— START Given data —

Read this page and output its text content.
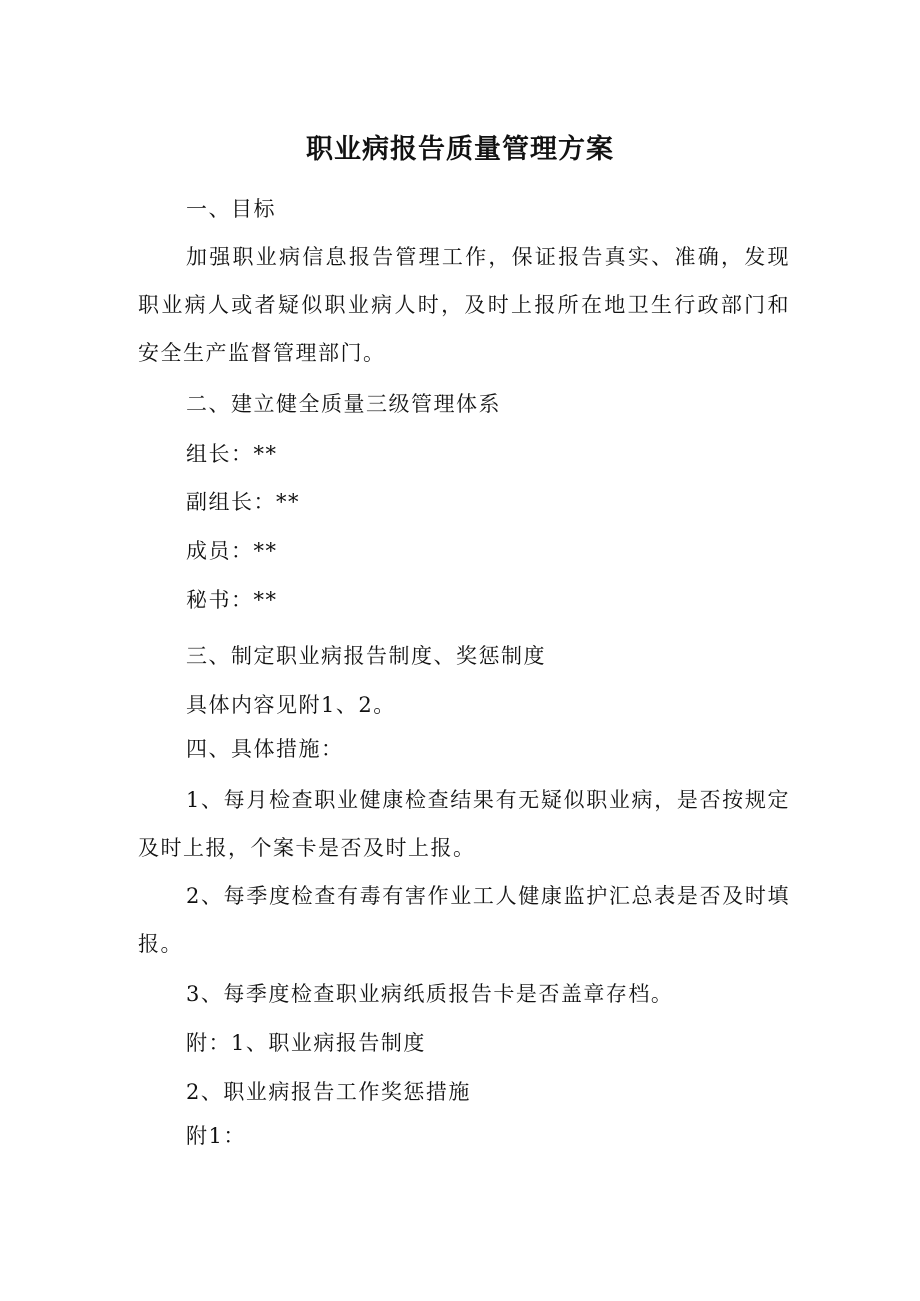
职业病报告质量管理方案

一、目标

加强职业病信息报告管理工作，保证报告真实、准确，发现职业病人或者疑似职业病人时，及时上报所在地卫生行政部门和安全生产监督管理部门。

二、建立健全质量三级管理体系

组长：**

副组长：**

成员：**

秘书：**

三、制定职业病报告制度、奖惩制度

具体内容见附1、2。

四、具体措施：

1、每月检查职业健康检查结果有无疑似职业病，是否按规定及时上报，个案卡是否及时上报。

2、每季度检查有毒有害作业工人健康监护汇总表是否及时填报。

3、每季度检查职业病纸质报告卡是否盖章存档。

附：1、职业病报告制度

2、职业病报告工作奖惩措施

附1：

— END Given data —

** Set task **
Repeat the records above exactly, leaving out any pictures they contain.

** Answer **
Read this page and output its text content.
职业病报告质量管理方案

一、目标

加强职业病信息报告管理工作，保证报告真实、准确，发现职业病人或者疑似职业病人时，及时上报所在地卫生行政部门和安全生产监督管理部门。

二、建立健全质量三级管理体系

组长：**

副组长：**

成员：**

秘书：**

三、制定职业病报告制度、奖惩制度

具体内容见附1、2。

四、具体措施：

1、每月检查职业健康检查结果有无疑似职业病，是否按规定及时上报，个案卡是否及时上报。

2、每季度检查有毒有害作业工人健康监护汇总表是否及时填报。

3、每季度检查职业病纸质报告卡是否盖章存档。

附：1、职业病报告制度

2、职业病报告工作奖惩措施

附1：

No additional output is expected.